── Data records

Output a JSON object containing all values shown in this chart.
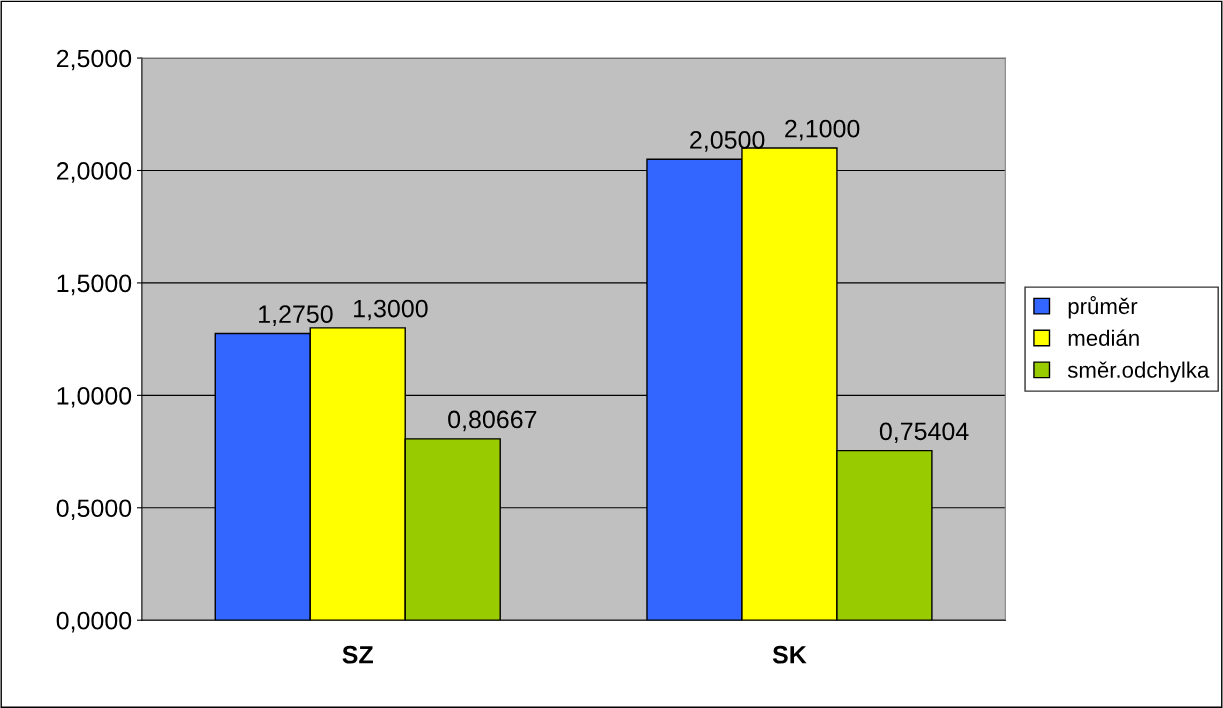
{
  "chart_data": {
    "type": "bar",
    "categories": [
      "SZ",
      "SK"
    ],
    "series": [
      {
        "name": "průměr",
        "color": "#3366ff",
        "values": [
          1.275,
          2.05
        ],
        "value_labels": [
          "1,2750",
          "2,0500"
        ]
      },
      {
        "name": "medián",
        "color": "#ffff00",
        "values": [
          1.3,
          2.1
        ],
        "value_labels": [
          "1,3000",
          "2,1000"
        ]
      },
      {
        "name": "směr.odchylka",
        "color": "#99cc00",
        "values": [
          0.80667,
          0.75404
        ],
        "value_labels": [
          "0,80667",
          "0,75404"
        ]
      }
    ],
    "ylim": [
      0,
      2.5
    ],
    "yticks": [
      {
        "value": 0,
        "label": "0,0000"
      },
      {
        "value": 0.5,
        "label": "0,5000"
      },
      {
        "value": 1,
        "label": "1,0000"
      },
      {
        "value": 1.5,
        "label": "1,5000"
      },
      {
        "value": 2,
        "label": "2,0000"
      },
      {
        "value": 2.5,
        "label": "2,5000"
      }
    ],
    "grid": "y",
    "legend": "right"
  }
}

────

Prompt: Without including any pictures, print all of the material exactly as given.

Worked answer:
Output a JSON object containing all values shown in this chart.
{
  "chart_data": {
    "type": "bar",
    "categories": [
      "SZ",
      "SK"
    ],
    "series": [
      {
        "name": "průměr",
        "color": "#3366ff",
        "values": [
          1.275,
          2.05
        ],
        "value_labels": [
          "1,2750",
          "2,0500"
        ]
      },
      {
        "name": "medián",
        "color": "#ffff00",
        "values": [
          1.3,
          2.1
        ],
        "value_labels": [
          "1,3000",
          "2,1000"
        ]
      },
      {
        "name": "směr.odchylka",
        "color": "#99cc00",
        "values": [
          0.80667,
          0.75404
        ],
        "value_labels": [
          "0,80667",
          "0,75404"
        ]
      }
    ],
    "ylim": [
      0,
      2.5
    ],
    "yticks": [
      {
        "value": 0,
        "label": "0,0000"
      },
      {
        "value": 0.5,
        "label": "0,5000"
      },
      {
        "value": 1,
        "label": "1,0000"
      },
      {
        "value": 1.5,
        "label": "1,5000"
      },
      {
        "value": 2,
        "label": "2,0000"
      },
      {
        "value": 2.5,
        "label": "2,5000"
      }
    ],
    "grid": "y",
    "legend": "right"
  }
}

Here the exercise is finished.